> [Short task] Copy out each line that has "Maker" in it.

◆ ◆ ◆ ◆

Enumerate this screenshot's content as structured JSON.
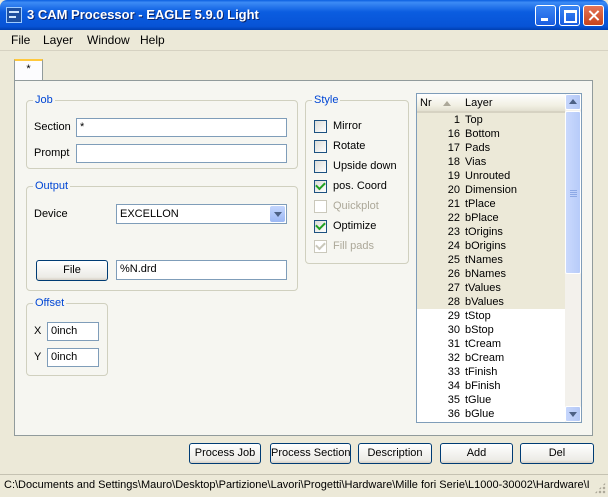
{
  "window": {
    "title": "3 CAM Processor - EAGLE 5.9.0 Light"
  },
  "menu": [
    {
      "label": "File"
    },
    {
      "label": "Layer"
    },
    {
      "label": "Window"
    },
    {
      "label": "Help"
    }
  ],
  "tab": {
    "label": "*"
  },
  "job": {
    "group_title": "Job",
    "section_label": "Section",
    "section_value": "*",
    "prompt_label": "Prompt",
    "prompt_value": ""
  },
  "output": {
    "group_title": "Output",
    "device_label": "Device",
    "device_value": "EXCELLON",
    "file_button": "File",
    "file_value": "%N.drd"
  },
  "offset": {
    "group_title": "Offset",
    "x_label": "X",
    "x_value": "0inch",
    "y_label": "Y",
    "y_value": "0inch"
  },
  "style": {
    "group_title": "Style",
    "options": [
      {
        "label": "Mirror",
        "checked": false,
        "enabled": true
      },
      {
        "label": "Rotate",
        "checked": false,
        "enabled": true
      },
      {
        "label": "Upside down",
        "checked": false,
        "enabled": true
      },
      {
        "label": "pos. Coord",
        "checked": true,
        "enabled": true
      },
      {
        "label": "Quickplot",
        "checked": false,
        "enabled": false
      },
      {
        "label": "Optimize",
        "checked": true,
        "enabled": true
      },
      {
        "label": "Fill pads",
        "checked": true,
        "enabled": false
      }
    ]
  },
  "layers": {
    "col_nr": "Nr",
    "col_layer": "Layer",
    "rows": [
      {
        "nr": "1",
        "name": "Top",
        "selected": true
      },
      {
        "nr": "16",
        "name": "Bottom",
        "selected": true
      },
      {
        "nr": "17",
        "name": "Pads",
        "selected": true
      },
      {
        "nr": "18",
        "name": "Vias",
        "selected": true
      },
      {
        "nr": "19",
        "name": "Unrouted",
        "selected": true
      },
      {
        "nr": "20",
        "name": "Dimension",
        "selected": true
      },
      {
        "nr": "21",
        "name": "tPlace",
        "selected": true
      },
      {
        "nr": "22",
        "name": "bPlace",
        "selected": true
      },
      {
        "nr": "23",
        "name": "tOrigins",
        "selected": true
      },
      {
        "nr": "24",
        "name": "bOrigins",
        "selected": true
      },
      {
        "nr": "25",
        "name": "tNames",
        "selected": true
      },
      {
        "nr": "26",
        "name": "bNames",
        "selected": true
      },
      {
        "nr": "27",
        "name": "tValues",
        "selected": true
      },
      {
        "nr": "28",
        "name": "bValues",
        "selected": true
      },
      {
        "nr": "29",
        "name": "tStop",
        "selected": false
      },
      {
        "nr": "30",
        "name": "bStop",
        "selected": false
      },
      {
        "nr": "31",
        "name": "tCream",
        "selected": false
      },
      {
        "nr": "32",
        "name": "bCream",
        "selected": false
      },
      {
        "nr": "33",
        "name": "tFinish",
        "selected": false
      },
      {
        "nr": "34",
        "name": "bFinish",
        "selected": false
      },
      {
        "nr": "35",
        "name": "tGlue",
        "selected": false
      },
      {
        "nr": "36",
        "name": "bGlue",
        "selected": false
      }
    ]
  },
  "buttons": {
    "process_job": "Process Job",
    "process_section": "Process Section",
    "description": "Description",
    "add": "Add",
    "del": "Del"
  },
  "status": {
    "path": "C:\\Documents and Settings\\Mauro\\Desktop\\Partizione\\Lavori\\Progetti\\Hardware\\Mille fori Serie\\L1000-30002\\Hardware\\I"
  }
}
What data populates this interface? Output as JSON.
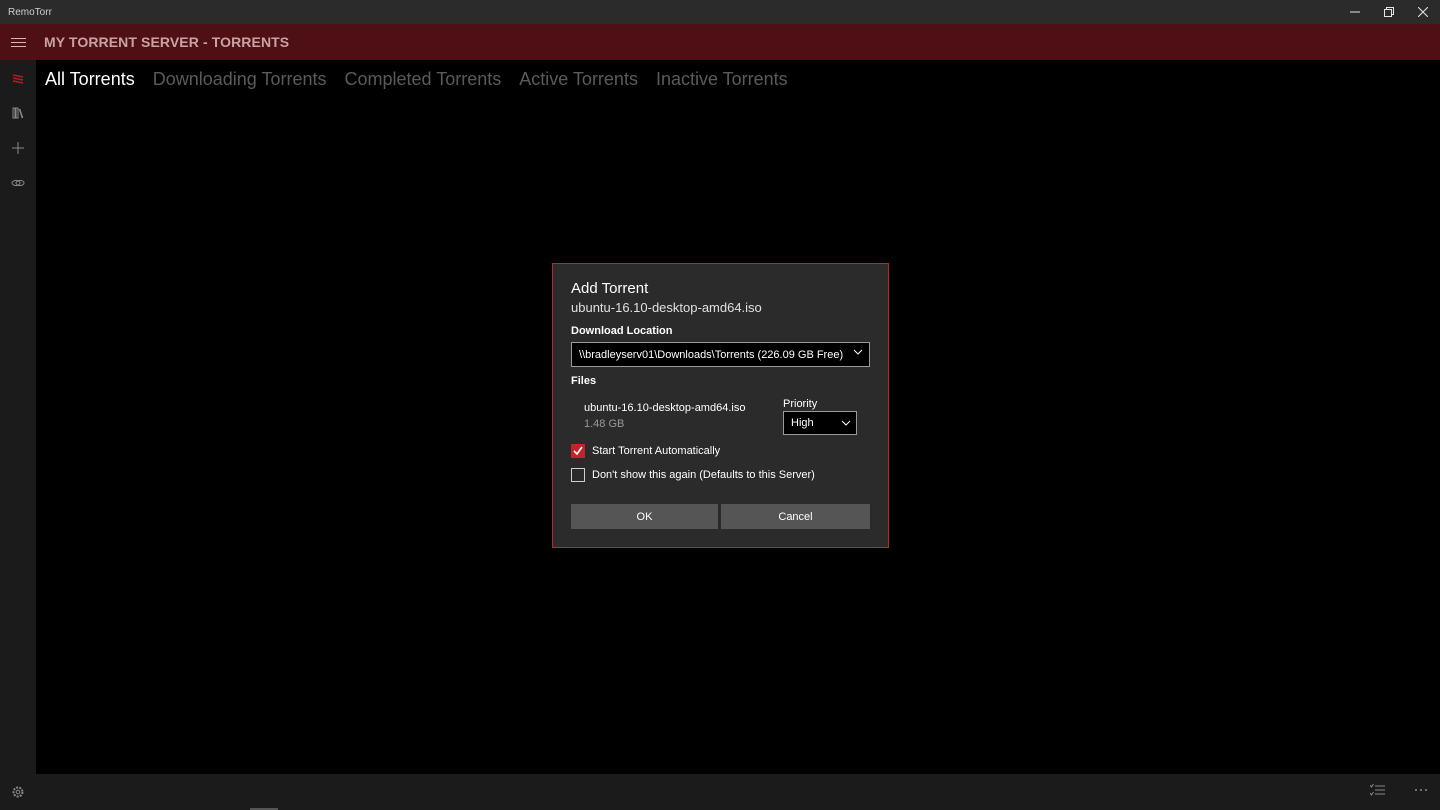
{
  "window": {
    "app_title": "RemoTorr",
    "controls": [
      "minimize",
      "restore",
      "close"
    ]
  },
  "header": {
    "title": "MY TORRENT SERVER - TORRENTS"
  },
  "nav": {
    "items": [
      {
        "icon": "torrents-icon",
        "active": true
      },
      {
        "icon": "library-icon",
        "active": false
      },
      {
        "icon": "add-icon",
        "active": false
      },
      {
        "icon": "link-icon",
        "active": false
      }
    ],
    "settings_icon": "gear-icon"
  },
  "tabs": [
    {
      "label": "All Torrents",
      "active": true
    },
    {
      "label": "Downloading Torrents",
      "active": false
    },
    {
      "label": "Completed Torrents",
      "active": false
    },
    {
      "label": "Active Torrents",
      "active": false
    },
    {
      "label": "Inactive Torrents",
      "active": false
    }
  ],
  "dialog": {
    "title": "Add Torrent",
    "subtitle": "ubuntu-16.10-desktop-amd64.iso",
    "download_location_label": "Download Location",
    "download_location_value": "\\\\bradleyserv01\\Downloads\\Torrents (226.09 GB Free)",
    "files_label": "Files",
    "file": {
      "name": "ubuntu-16.10-desktop-amd64.iso",
      "size": "1.48 GB",
      "priority_label": "Priority",
      "priority_value": "High"
    },
    "start_auto": {
      "label": "Start Torrent Automatically",
      "checked": true
    },
    "dont_show": {
      "label": "Don't show this again (Defaults to this Server)",
      "checked": false
    },
    "ok_label": "OK",
    "cancel_label": "Cancel"
  },
  "colors": {
    "accent": "#c2242b",
    "header_bg": "#4e1014",
    "dialog_bg": "#2b2b2b"
  }
}
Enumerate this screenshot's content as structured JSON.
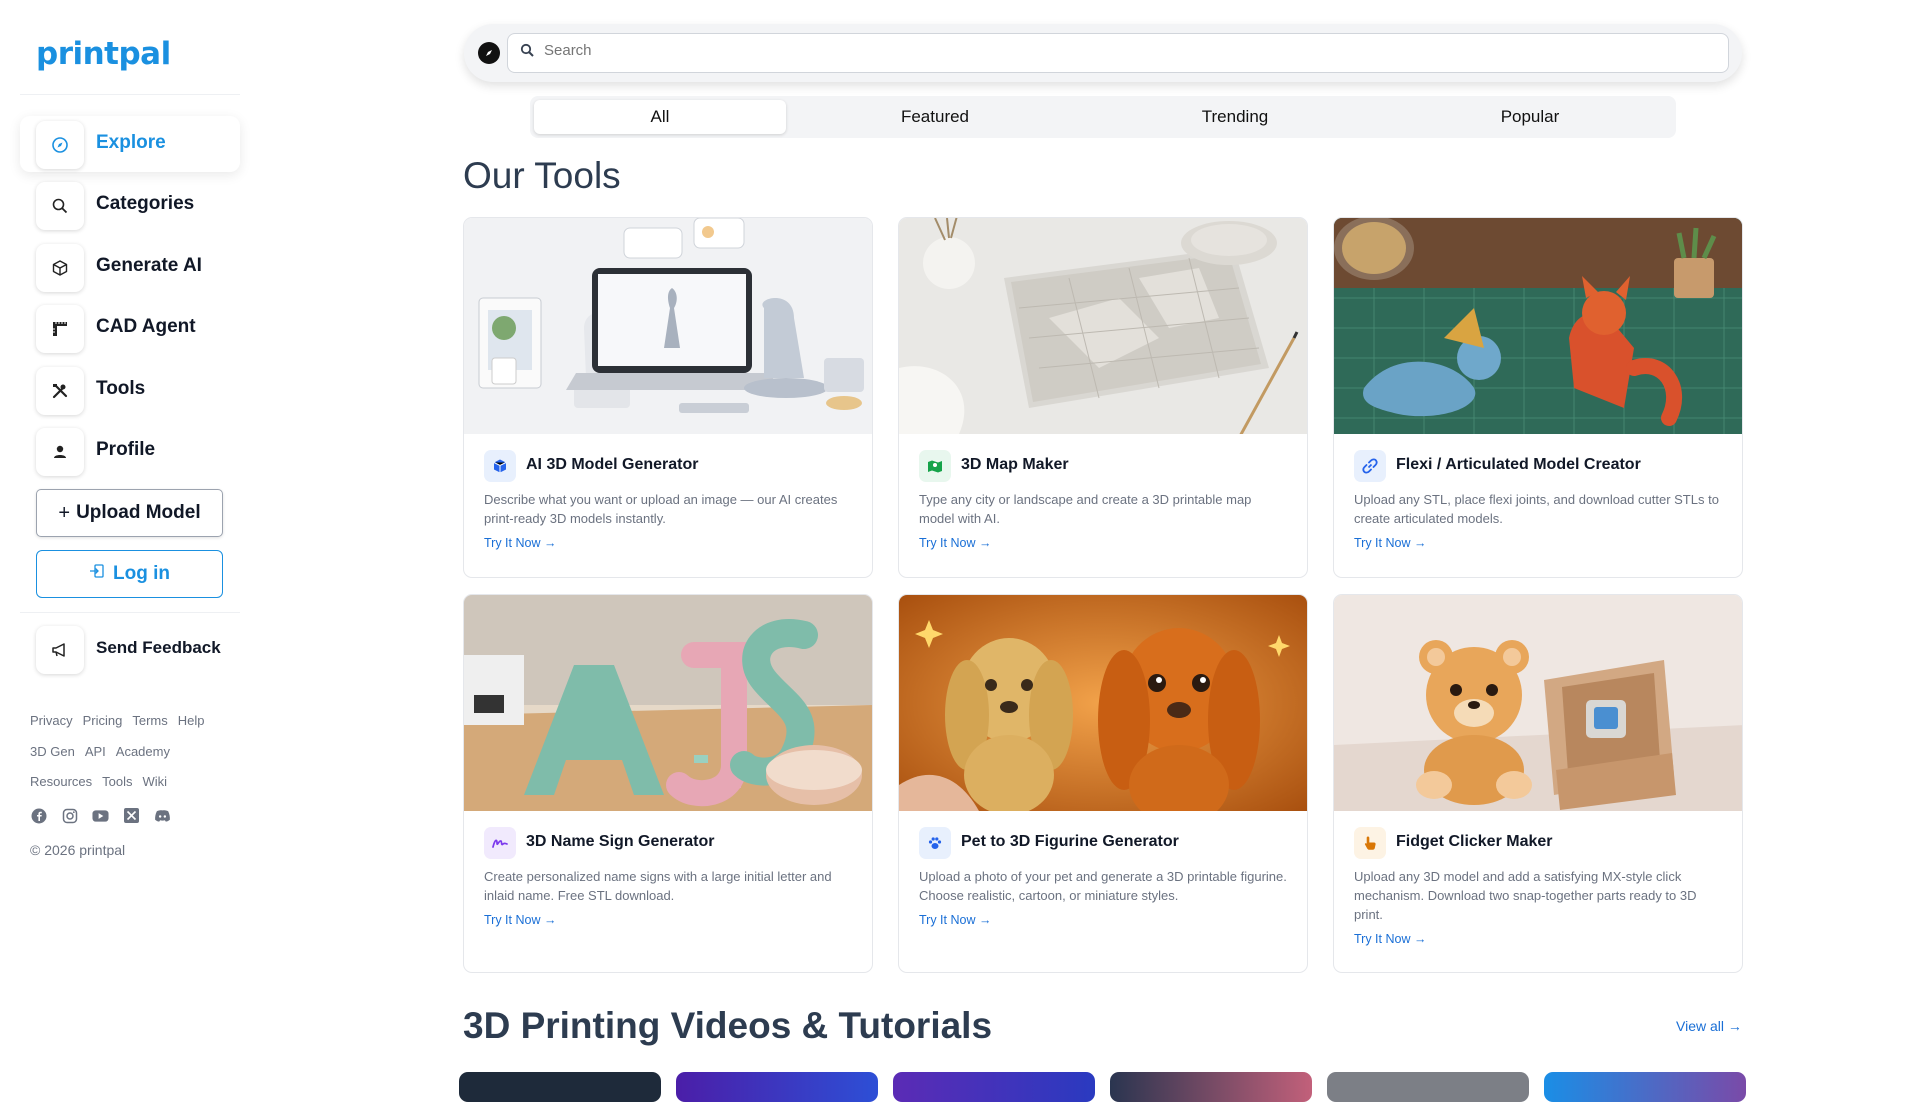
{
  "sidebar": {
    "logo": "printpal",
    "items": [
      {
        "label": "Explore",
        "icon": "compass-icon"
      },
      {
        "label": "Categories",
        "icon": "search-icon"
      },
      {
        "label": "Generate AI",
        "icon": "cube-icon"
      },
      {
        "label": "CAD Agent",
        "icon": "ruler-icon"
      },
      {
        "label": "Tools",
        "icon": "tools-icon"
      },
      {
        "label": "Profile",
        "icon": "user-icon"
      }
    ],
    "upload_label": "Upload Model",
    "login_label": "Log in",
    "feedback_label": "Send Feedback",
    "footer_row1": [
      "Privacy",
      "Pricing",
      "Terms",
      "Help"
    ],
    "footer_row2": [
      "3D Gen",
      "API",
      "Academy"
    ],
    "footer_row3": [
      "Resources",
      "Tools",
      "Wiki"
    ],
    "social": [
      "facebook-icon",
      "instagram-icon",
      "youtube-icon",
      "x-icon",
      "discord-icon"
    ],
    "copyright": "© 2026 printpal"
  },
  "search": {
    "placeholder": "Search"
  },
  "tabs": [
    "All",
    "Featured",
    "Trending",
    "Popular"
  ],
  "section_title": "Our Tools",
  "cards": [
    {
      "title": "AI 3D Model Generator",
      "desc": "Describe what you want or upload an image — our AI creates print-ready 3D models instantly.",
      "link": "Try It Now →",
      "icon": "cube-icon",
      "icon_color": "#2563eb",
      "icon_bg": "#e8f0fd"
    },
    {
      "title": "3D Map Maker",
      "desc": "Type any city or landscape and create a 3D printable map model with AI.",
      "link": "Try It Now →",
      "icon": "map-icon",
      "icon_color": "#16a34a",
      "icon_bg": "#e8f7ee"
    },
    {
      "title": "Flexi / Articulated Model Creator",
      "desc": "Upload any STL, place flexi joints, and download cutter STLs to create articulated models.",
      "link": "Try It Now →",
      "icon": "link-icon",
      "icon_color": "#2563eb",
      "icon_bg": "#e8f0fd"
    },
    {
      "title": "3D Name Sign Generator",
      "desc": "Create personalized name signs with a large initial letter and inlaid name. Free STL download.",
      "link": "Try It Now →",
      "icon": "signature-icon",
      "icon_color": "#7c3aed",
      "icon_bg": "#f1eafd"
    },
    {
      "title": "Pet to 3D Figurine Generator",
      "desc": "Upload a photo of your pet and generate a 3D printable figurine. Choose realistic, cartoon, or miniature styles.",
      "link": "Try It Now →",
      "icon": "paw-icon",
      "icon_color": "#2563eb",
      "icon_bg": "#e8f0fd"
    },
    {
      "title": "Fidget Clicker Maker",
      "desc": "Upload any 3D model and add a satisfying MX-style click mechanism. Download two snap-together parts ready to 3D print.",
      "link": "Try It Now →",
      "icon": "pointer-icon",
      "icon_color": "#d97706",
      "icon_bg": "#fdf3e4"
    }
  ],
  "videos_title": "3D Printing Videos & Tutorials",
  "view_all": "View all →",
  "colors": {
    "accent": "#1a90e0",
    "link": "#1a6fd6",
    "heading": "#2d3c50"
  }
}
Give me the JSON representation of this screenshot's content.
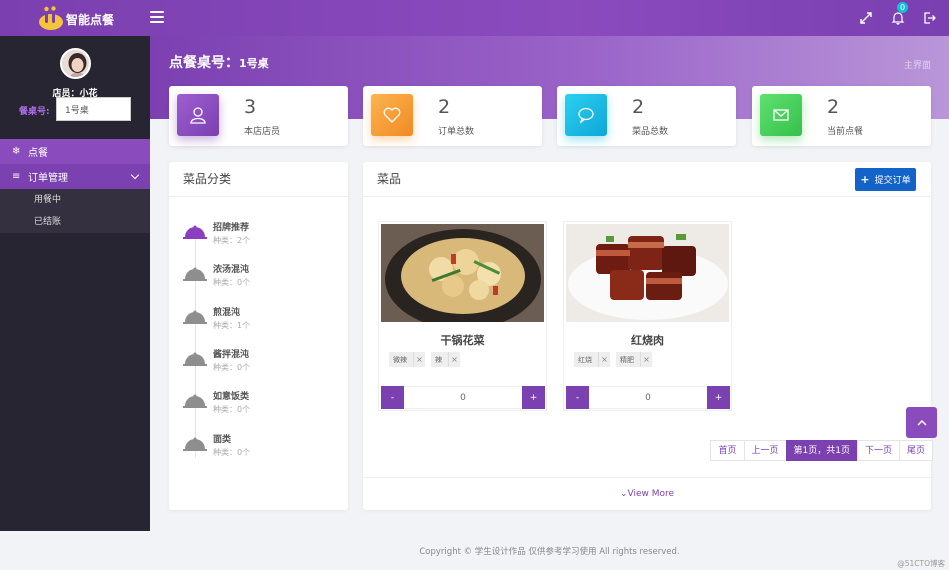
{
  "app": {
    "logo_text": "智能点餐"
  },
  "topbar": {
    "notification_count": "0"
  },
  "sidebar": {
    "staff_label": "店员：小花",
    "table_label": "餐桌号:",
    "table_input_value": "1号桌",
    "items": [
      {
        "label": "点餐",
        "icon": "snowflake-icon"
      },
      {
        "label": "订单管理",
        "icon": "database-icon"
      }
    ],
    "sub_items": [
      {
        "label": "用餐中"
      },
      {
        "label": "已结账"
      }
    ]
  },
  "page": {
    "title": "点餐桌号：",
    "table": "1号桌",
    "breadcrumb": "主界面"
  },
  "stats": [
    {
      "value": "3",
      "label": "本店店员",
      "icon": "user-icon",
      "color": "#8b4bbd"
    },
    {
      "value": "2",
      "label": "订单总数",
      "icon": "heart-icon",
      "color": "#f59a33"
    },
    {
      "value": "2",
      "label": "菜品总数",
      "icon": "chat-icon",
      "color": "#12b9e0"
    },
    {
      "value": "2",
      "label": "当前点餐",
      "icon": "mail-icon",
      "color": "#3ec955"
    }
  ],
  "categories_panel": {
    "title": "菜品分类",
    "items": [
      {
        "name": "招牌推荐",
        "count": "种类：2个"
      },
      {
        "name": "浓汤混沌",
        "count": "种类：0个"
      },
      {
        "name": "煎混沌",
        "count": "种类：1个"
      },
      {
        "name": "酱拌混沌",
        "count": "种类：0个"
      },
      {
        "name": "如意饭类",
        "count": "种类：0个"
      },
      {
        "name": "面类",
        "count": "种类：0个"
      }
    ]
  },
  "dishes_panel": {
    "title": "菜品",
    "submit_label": "提交订单",
    "dishes": [
      {
        "name": "干锅花菜",
        "tags": [
          "微辣",
          "辣"
        ],
        "qty": "0",
        "minus": "-",
        "plus": "+"
      },
      {
        "name": "红烧肉",
        "tags": [
          "红烧",
          "精肥"
        ],
        "qty": "0",
        "minus": "-",
        "plus": "+"
      }
    ],
    "pager": {
      "first": "首页",
      "prev": "上一页",
      "current": "第1页，共1页",
      "next": "下一页",
      "last": "尾页"
    },
    "view_more": "View More"
  },
  "footer": {
    "copyright": "Copyright © 学生设计作品  仅供参考学习使用 All rights reserved.",
    "watermark": "@51CTO博客"
  },
  "colors": {
    "primary": "#7b41b0",
    "sidebar": "#282533",
    "submit": "#1463c9"
  }
}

◆ ◆ ◆ ◆

> [Output of the task]
      "title": "3D Map Maker",
      "title": "Fidget Clicker Maker",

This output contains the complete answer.